------ Dataset records ------

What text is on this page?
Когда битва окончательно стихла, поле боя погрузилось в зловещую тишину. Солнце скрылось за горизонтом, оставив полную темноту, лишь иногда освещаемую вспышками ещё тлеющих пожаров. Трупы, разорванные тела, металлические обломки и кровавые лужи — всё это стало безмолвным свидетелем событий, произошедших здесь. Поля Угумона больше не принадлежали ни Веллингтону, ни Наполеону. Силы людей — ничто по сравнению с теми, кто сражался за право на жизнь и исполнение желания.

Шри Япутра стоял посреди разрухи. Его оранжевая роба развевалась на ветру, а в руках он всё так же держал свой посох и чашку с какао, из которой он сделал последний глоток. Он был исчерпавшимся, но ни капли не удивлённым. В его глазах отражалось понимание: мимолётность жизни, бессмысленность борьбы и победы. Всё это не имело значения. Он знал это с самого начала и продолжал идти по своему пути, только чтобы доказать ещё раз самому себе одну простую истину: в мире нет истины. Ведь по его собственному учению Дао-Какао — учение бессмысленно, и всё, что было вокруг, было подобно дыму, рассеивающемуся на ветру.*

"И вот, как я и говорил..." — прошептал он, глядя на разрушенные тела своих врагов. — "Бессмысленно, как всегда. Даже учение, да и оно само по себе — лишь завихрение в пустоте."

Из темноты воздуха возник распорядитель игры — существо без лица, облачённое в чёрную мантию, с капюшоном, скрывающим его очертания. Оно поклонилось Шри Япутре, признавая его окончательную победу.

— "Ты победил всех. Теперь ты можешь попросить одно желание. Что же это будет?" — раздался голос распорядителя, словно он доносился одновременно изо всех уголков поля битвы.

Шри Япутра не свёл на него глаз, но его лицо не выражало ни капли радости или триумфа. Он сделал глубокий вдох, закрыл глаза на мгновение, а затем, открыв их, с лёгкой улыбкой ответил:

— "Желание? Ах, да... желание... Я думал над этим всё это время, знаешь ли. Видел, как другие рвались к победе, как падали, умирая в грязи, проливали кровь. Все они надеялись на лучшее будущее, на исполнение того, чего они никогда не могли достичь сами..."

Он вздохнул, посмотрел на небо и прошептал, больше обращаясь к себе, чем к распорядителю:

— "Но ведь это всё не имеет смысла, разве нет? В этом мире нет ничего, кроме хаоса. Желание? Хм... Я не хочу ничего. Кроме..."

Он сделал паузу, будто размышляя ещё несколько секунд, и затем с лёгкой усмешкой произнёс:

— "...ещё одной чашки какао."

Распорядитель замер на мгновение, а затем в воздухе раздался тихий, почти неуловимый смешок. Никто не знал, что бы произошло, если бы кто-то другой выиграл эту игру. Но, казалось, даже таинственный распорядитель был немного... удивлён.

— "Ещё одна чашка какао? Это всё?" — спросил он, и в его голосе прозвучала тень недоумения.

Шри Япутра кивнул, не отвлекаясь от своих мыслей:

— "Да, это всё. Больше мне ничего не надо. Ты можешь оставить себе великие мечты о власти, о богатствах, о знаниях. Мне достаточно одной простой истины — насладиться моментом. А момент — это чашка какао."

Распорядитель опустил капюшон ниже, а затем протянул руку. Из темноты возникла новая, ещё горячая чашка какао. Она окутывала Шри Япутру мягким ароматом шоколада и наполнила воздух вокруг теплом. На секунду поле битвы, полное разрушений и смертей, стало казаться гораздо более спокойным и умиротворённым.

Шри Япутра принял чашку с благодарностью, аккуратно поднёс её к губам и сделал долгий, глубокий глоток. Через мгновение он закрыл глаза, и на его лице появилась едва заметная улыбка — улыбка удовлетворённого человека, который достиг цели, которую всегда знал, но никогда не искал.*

------

Exercise aim: Every record shown above must be echoed exactly.

Reply:
What text is on this page?
Когда битва окончательно стихла, поле боя погрузилось в зловещую тишину. Солнце скрылось за горизонтом, оставив полную темноту, лишь иногда освещаемую вспышками ещё тлеющих пожаров. Трупы, разорванные тела, металлические обломки и кровавые лужи — всё это стало безмолвным свидетелем событий, произошедших здесь. Поля Угумона больше не принадлежали ни Веллингтону, ни Наполеону. Силы людей — ничто по сравнению с теми, кто сражался за право на жизнь и исполнение желания.

Шри Япутра стоял посреди разрухи. Его оранжевая роба развевалась на ветру, а в руках он всё так же держал свой посох и чашку с какао, из которой он сделал последний глоток. Он был исчерпавшимся, но ни капли не удивлённым. В его глазах отражалось понимание: мимолётность жизни, бессмысленность борьбы и победы. Всё это не имело значения. Он знал это с самого начала и продолжал идти по своему пути, только чтобы доказать ещё раз самому себе одну простую истину: в мире нет истины. Ведь по его собственному учению Дао-Какао — учение бессмысленно, и всё, что было вокруг, было подобно дыму, рассеивающемуся на ветру.*

"И вот, как я и говорил..." — прошептал он, глядя на разрушенные тела своих врагов. — "Бессмысленно, как всегда. Даже учение, да и оно само по себе — лишь завихрение в пустоте."

Из темноты воздуха возник распорядитель игры — существо без лица, облачённое в чёрную мантию, с капюшоном, скрывающим его очертания. Оно поклонилось Шри Япутре, признавая его окончательную победу.

— "Ты победил всех. Теперь ты можешь попросить одно желание. Что же это будет?" — раздался голос распорядителя, словно он доносился одновременно изо всех уголков поля битвы.

Шри Япутра не свёл на него глаз, но его лицо не выражало ни капли радости или триумфа. Он сделал глубокий вдох, закрыл глаза на мгновение, а затем, открыв их, с лёгкой улыбкой ответил:

— "Желание? Ах, да... желание... Я думал над этим всё это время, знаешь ли. Видел, как другие рвались к победе, как падали, умирая в грязи, проливали кровь. Все они надеялись на лучшее будущее, на исполнение того, чего они никогда не могли достичь сами..."

Он вздохнул, посмотрел на небо и прошептал, больше обращаясь к себе, чем к распорядителю:

— "Но ведь это всё не имеет смысла, разве нет? В этом мире нет ничего, кроме хаоса. Желание? Хм... Я не хочу ничего. Кроме..."

Он сделал паузу, будто размышляя ещё несколько секунд, и затем с лёгкой усмешкой произнёс:

— "...ещё одной чашки какао."

Распорядитель замер на мгновение, а затем в воздухе раздался тихий, почти неуловимый смешок. Никто не знал, что бы произошло, если бы кто-то другой выиграл эту игру. Но, казалось, даже таинственный распорядитель был немного... удивлён.

— "Ещё одна чашка какао? Это всё?" — спросил он, и в его голосе прозвучала тень недоумения.

Шри Япутра кивнул, не отвлекаясь от своих мыслей:

— "Да, это всё. Больше мне ничего не надо. Ты можешь оставить себе великие мечты о власти, о богатствах, о знаниях. Мне достаточно одной простой истины — насладиться моментом. А момент — это чашка какао."

Распорядитель опустил капюшон ниже, а затем протянул руку. Из темноты возникла новая, ещё горячая чашка какао. Она окутывала Шри Япутру мягким ароматом шоколада и наполнила воздух вокруг теплом. На секунду поле битвы, полное разрушений и смертей, стало казаться гораздо более спокойным и умиротворённым.

Шри Япутра принял чашку с благодарностью, аккуратно поднёс её к губам и сделал долгий, глубокий глоток. Через мгновение он закрыл глаза, и на его лице появилась едва заметная улыбка — улыбка удовлетворённого человека, который достиг цели, которую всегда знал, но никогда не искал.*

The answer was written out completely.